## Written request
Output the material below in full, exactly as it is.
╭─ Entries supplied
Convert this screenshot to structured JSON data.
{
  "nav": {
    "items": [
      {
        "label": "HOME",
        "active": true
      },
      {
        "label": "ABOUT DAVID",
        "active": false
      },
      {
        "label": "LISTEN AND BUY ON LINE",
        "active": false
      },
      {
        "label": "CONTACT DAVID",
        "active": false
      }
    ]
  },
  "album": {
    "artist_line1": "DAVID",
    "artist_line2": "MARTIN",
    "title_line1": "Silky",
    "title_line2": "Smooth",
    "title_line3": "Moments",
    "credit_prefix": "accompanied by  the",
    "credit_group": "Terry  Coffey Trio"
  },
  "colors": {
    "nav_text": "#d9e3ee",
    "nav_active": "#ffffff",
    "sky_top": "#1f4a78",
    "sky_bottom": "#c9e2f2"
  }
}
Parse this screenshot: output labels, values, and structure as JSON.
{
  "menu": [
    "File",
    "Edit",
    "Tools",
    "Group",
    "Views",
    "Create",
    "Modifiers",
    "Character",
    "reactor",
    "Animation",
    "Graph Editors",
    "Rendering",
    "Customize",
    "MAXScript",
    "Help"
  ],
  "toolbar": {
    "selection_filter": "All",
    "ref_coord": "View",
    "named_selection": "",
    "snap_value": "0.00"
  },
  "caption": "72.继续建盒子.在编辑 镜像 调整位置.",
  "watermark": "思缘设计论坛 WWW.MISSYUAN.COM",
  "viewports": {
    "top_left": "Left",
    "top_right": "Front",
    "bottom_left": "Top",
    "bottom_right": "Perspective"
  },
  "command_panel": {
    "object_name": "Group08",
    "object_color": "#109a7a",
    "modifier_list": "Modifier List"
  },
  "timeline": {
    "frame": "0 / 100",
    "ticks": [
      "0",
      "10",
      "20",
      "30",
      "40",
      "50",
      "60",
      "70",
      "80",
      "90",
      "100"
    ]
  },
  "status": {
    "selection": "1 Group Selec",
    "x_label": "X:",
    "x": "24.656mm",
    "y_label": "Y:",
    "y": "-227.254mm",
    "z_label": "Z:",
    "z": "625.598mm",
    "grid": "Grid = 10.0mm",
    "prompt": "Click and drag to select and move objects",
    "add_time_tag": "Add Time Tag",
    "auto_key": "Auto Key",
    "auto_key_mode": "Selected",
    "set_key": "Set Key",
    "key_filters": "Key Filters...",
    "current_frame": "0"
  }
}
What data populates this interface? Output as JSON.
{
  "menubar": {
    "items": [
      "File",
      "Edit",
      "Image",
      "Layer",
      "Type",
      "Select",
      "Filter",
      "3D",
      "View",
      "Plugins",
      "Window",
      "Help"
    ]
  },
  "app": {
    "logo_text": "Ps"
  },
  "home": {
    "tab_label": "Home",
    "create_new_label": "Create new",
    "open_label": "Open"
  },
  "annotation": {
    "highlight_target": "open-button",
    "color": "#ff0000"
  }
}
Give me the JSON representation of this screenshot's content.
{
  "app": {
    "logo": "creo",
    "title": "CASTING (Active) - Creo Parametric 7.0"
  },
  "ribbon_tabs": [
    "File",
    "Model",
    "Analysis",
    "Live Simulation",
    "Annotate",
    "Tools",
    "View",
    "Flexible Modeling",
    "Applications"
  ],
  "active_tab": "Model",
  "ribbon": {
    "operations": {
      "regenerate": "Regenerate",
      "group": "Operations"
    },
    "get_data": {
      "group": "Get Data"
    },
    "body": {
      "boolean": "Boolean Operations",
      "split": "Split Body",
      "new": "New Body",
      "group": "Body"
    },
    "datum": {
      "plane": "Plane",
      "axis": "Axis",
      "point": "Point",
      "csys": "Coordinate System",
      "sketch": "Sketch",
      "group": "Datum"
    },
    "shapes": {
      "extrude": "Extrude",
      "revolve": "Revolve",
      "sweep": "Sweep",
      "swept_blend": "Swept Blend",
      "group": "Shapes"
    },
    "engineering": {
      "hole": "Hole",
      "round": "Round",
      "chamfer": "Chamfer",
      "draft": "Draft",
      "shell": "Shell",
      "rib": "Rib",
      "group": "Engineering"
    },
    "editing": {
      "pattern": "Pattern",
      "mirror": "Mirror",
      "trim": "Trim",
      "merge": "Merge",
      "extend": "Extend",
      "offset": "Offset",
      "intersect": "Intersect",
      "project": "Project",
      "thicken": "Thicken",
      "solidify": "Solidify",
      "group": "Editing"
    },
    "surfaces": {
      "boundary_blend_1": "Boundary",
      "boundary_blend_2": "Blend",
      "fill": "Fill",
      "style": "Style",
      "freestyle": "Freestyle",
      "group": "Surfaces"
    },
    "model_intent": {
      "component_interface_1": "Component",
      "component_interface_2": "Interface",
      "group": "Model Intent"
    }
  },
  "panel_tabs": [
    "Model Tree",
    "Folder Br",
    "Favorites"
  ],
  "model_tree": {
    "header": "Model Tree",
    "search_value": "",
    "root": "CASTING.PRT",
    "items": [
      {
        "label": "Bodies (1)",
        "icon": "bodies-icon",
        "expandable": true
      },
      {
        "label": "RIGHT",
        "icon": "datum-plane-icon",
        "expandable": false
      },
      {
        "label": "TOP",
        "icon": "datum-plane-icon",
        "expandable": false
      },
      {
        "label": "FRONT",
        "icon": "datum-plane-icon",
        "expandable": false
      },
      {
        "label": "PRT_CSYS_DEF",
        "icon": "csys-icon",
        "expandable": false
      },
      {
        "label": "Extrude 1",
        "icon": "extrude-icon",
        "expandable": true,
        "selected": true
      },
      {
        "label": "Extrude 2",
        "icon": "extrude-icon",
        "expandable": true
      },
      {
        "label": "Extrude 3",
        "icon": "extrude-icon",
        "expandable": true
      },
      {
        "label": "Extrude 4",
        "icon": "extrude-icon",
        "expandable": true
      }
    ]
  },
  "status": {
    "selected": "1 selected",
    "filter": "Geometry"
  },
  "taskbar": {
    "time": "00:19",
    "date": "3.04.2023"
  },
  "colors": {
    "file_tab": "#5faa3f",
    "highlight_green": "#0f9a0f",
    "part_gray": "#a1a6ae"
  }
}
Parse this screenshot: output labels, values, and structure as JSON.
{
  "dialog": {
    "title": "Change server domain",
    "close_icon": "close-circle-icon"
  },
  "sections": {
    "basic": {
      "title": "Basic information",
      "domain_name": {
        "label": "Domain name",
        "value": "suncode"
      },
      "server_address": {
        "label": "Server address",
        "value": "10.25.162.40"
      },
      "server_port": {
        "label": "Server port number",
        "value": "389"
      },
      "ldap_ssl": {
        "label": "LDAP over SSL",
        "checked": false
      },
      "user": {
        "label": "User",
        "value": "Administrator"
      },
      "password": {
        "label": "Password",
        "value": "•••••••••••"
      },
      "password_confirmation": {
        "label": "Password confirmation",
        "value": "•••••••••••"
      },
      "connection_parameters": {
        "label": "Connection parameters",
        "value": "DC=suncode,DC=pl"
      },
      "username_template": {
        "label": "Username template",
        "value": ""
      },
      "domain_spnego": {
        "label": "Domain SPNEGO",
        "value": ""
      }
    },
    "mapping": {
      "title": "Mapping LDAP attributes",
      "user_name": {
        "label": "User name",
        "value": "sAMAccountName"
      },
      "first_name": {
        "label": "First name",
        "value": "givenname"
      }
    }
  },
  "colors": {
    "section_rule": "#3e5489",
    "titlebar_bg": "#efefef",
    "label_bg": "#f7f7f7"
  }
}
╰─
## Output of the exercise
Convert this screenshot to structured JSON data.
{
  "nav": {
    "items": [
      {
        "label": "HOME",
        "active": true
      },
      {
        "label": "ABOUT DAVID",
        "active": false
      },
      {
        "label": "LISTEN AND BUY ON LINE",
        "active": false
      },
      {
        "label": "CONTACT DAVID",
        "active": false
      }
    ]
  },
  "album": {
    "artist_line1": "DAVID",
    "artist_line2": "MARTIN",
    "title_line1": "Silky",
    "title_line2": "Smooth",
    "title_line3": "Moments",
    "credit_prefix": "accompanied by  the",
    "credit_group": "Terry  Coffey Trio"
  },
  "colors": {
    "nav_text": "#d9e3ee",
    "nav_active": "#ffffff",
    "sky_top": "#1f4a78",
    "sky_bottom": "#c9e2f2"
  }
}
Parse this screenshot: output labels, values, and structure as JSON.
{
  "menu": [
    "File",
    "Edit",
    "Tools",
    "Group",
    "Views",
    "Create",
    "Modifiers",
    "Character",
    "reactor",
    "Animation",
    "Graph Editors",
    "Rendering",
    "Customize",
    "MAXScript",
    "Help"
  ],
  "toolbar": {
    "selection_filter": "All",
    "ref_coord": "View",
    "named_selection": "",
    "snap_value": "0.00"
  },
  "caption": "72.继续建盒子.在编辑 镜像 调整位置.",
  "watermark": "思缘设计论坛 WWW.MISSYUAN.COM",
  "viewports": {
    "top_left": "Left",
    "top_right": "Front",
    "bottom_left": "Top",
    "bottom_right": "Perspective"
  },
  "command_panel": {
    "object_name": "Group08",
    "object_color": "#109a7a",
    "modifier_list": "Modifier List"
  },
  "timeline": {
    "frame": "0 / 100",
    "ticks": [
      "0",
      "10",
      "20",
      "30",
      "40",
      "50",
      "60",
      "70",
      "80",
      "90",
      "100"
    ]
  },
  "status": {
    "selection": "1 Group Selec",
    "x_label": "X:",
    "x": "24.656mm",
    "y_label": "Y:",
    "y": "-227.254mm",
    "z_label": "Z:",
    "z": "625.598mm",
    "grid": "Grid = 10.0mm",
    "prompt": "Click and drag to select and move objects",
    "add_time_tag": "Add Time Tag",
    "auto_key": "Auto Key",
    "auto_key_mode": "Selected",
    "set_key": "Set Key",
    "key_filters": "Key Filters...",
    "current_frame": "0"
  }
}
What data populates this interface? Output as JSON.
{
  "menubar": {
    "items": [
      "File",
      "Edit",
      "Image",
      "Layer",
      "Type",
      "Select",
      "Filter",
      "3D",
      "View",
      "Plugins",
      "Window",
      "Help"
    ]
  },
  "app": {
    "logo_text": "Ps"
  },
  "home": {
    "tab_label": "Home",
    "create_new_label": "Create new",
    "open_label": "Open"
  },
  "annotation": {
    "highlight_target": "open-button",
    "color": "#ff0000"
  }
}
Give me the JSON representation of this screenshot's content.
{
  "app": {
    "logo": "creo",
    "title": "CASTING (Active) - Creo Parametric 7.0"
  },
  "ribbon_tabs": [
    "File",
    "Model",
    "Analysis",
    "Live Simulation",
    "Annotate",
    "Tools",
    "View",
    "Flexible Modeling",
    "Applications"
  ],
  "active_tab": "Model",
  "ribbon": {
    "operations": {
      "regenerate": "Regenerate",
      "group": "Operations"
    },
    "get_data": {
      "group": "Get Data"
    },
    "body": {
      "boolean": "Boolean Operations",
      "split": "Split Body",
      "new": "New Body",
      "group": "Body"
    },
    "datum": {
      "plane": "Plane",
      "axis": "Axis",
      "point": "Point",
      "csys": "Coordinate System",
      "sketch": "Sketch",
      "group": "Datum"
    },
    "shapes": {
      "extrude": "Extrude",
      "revolve": "Revolve",
      "sweep": "Sweep",
      "swept_blend": "Swept Blend",
      "group": "Shapes"
    },
    "engineering": {
      "hole": "Hole",
      "round": "Round",
      "chamfer": "Chamfer",
      "draft": "Draft",
      "shell": "Shell",
      "rib": "Rib",
      "group": "Engineering"
    },
    "editing": {
      "pattern": "Pattern",
      "mirror": "Mirror",
      "trim": "Trim",
      "merge": "Merge",
      "extend": "Extend",
      "offset": "Offset",
      "intersect": "Intersect",
      "project": "Project",
      "thicken": "Thicken",
      "solidify": "Solidify",
      "group": "Editing"
    },
    "surfaces": {
      "boundary_blend_1": "Boundary",
      "boundary_blend_2": "Blend",
      "fill": "Fill",
      "style": "Style",
      "freestyle": "Freestyle",
      "group": "Surfaces"
    },
    "model_intent": {
      "component_interface_1": "Component",
      "component_interface_2": "Interface",
      "group": "Model Intent"
    }
  },
  "panel_tabs": [
    "Model Tree",
    "Folder Br",
    "Favorites"
  ],
  "model_tree": {
    "header": "Model Tree",
    "search_value": "",
    "root": "CASTING.PRT",
    "items": [
      {
        "label": "Bodies (1)",
        "icon": "bodies-icon",
        "expandable": true
      },
      {
        "label": "RIGHT",
        "icon": "datum-plane-icon",
        "expandable": false
      },
      {
        "label": "TOP",
        "icon": "datum-plane-icon",
        "expandable": false
      },
      {
        "label": "FRONT",
        "icon": "datum-plane-icon",
        "expandable": false
      },
      {
        "label": "PRT_CSYS_DEF",
        "icon": "csys-icon",
        "expandable": false
      },
      {
        "label": "Extrude 1",
        "icon": "extrude-icon",
        "expandable": true,
        "selected": true
      },
      {
        "label": "Extrude 2",
        "icon": "extrude-icon",
        "expandable": true
      },
      {
        "label": "Extrude 3",
        "icon": "extrude-icon",
        "expandable": true
      },
      {
        "label": "Extrude 4",
        "icon": "extrude-icon",
        "expandable": true
      }
    ]
  },
  "status": {
    "selected": "1 selected",
    "filter": "Geometry"
  },
  "taskbar": {
    "time": "00:19",
    "date": "3.04.2023"
  },
  "colors": {
    "file_tab": "#5faa3f",
    "highlight_green": "#0f9a0f",
    "part_gray": "#a1a6ae"
  }
}
Parse this screenshot: output labels, values, and structure as JSON.
{
  "dialog": {
    "title": "Change server domain",
    "close_icon": "close-circle-icon"
  },
  "sections": {
    "basic": {
      "title": "Basic information",
      "domain_name": {
        "label": "Domain name",
        "value": "suncode"
      },
      "server_address": {
        "label": "Server address",
        "value": "10.25.162.40"
      },
      "server_port": {
        "label": "Server port number",
        "value": "389"
      },
      "ldap_ssl": {
        "label": "LDAP over SSL",
        "checked": false
      },
      "user": {
        "label": "User",
        "value": "Administrator"
      },
      "password": {
        "label": "Password",
        "value": "•••••••••••"
      },
      "password_confirmation": {
        "label": "Password confirmation",
        "value": "•••••••••••"
      },
      "connection_parameters": {
        "label": "Connection parameters",
        "value": "DC=suncode,DC=pl"
      },
      "username_template": {
        "label": "Username template",
        "value": ""
      },
      "domain_spnego": {
        "label": "Domain SPNEGO",
        "value": ""
      }
    },
    "mapping": {
      "title": "Mapping LDAP attributes",
      "user_name": {
        "label": "User name",
        "value": "sAMAccountName"
      },
      "first_name": {
        "label": "First name",
        "value": "givenname"
      }
    }
  },
  "colors": {
    "section_rule": "#3e5489",
    "titlebar_bg": "#efefef",
    "label_bg": "#f7f7f7"
  }
}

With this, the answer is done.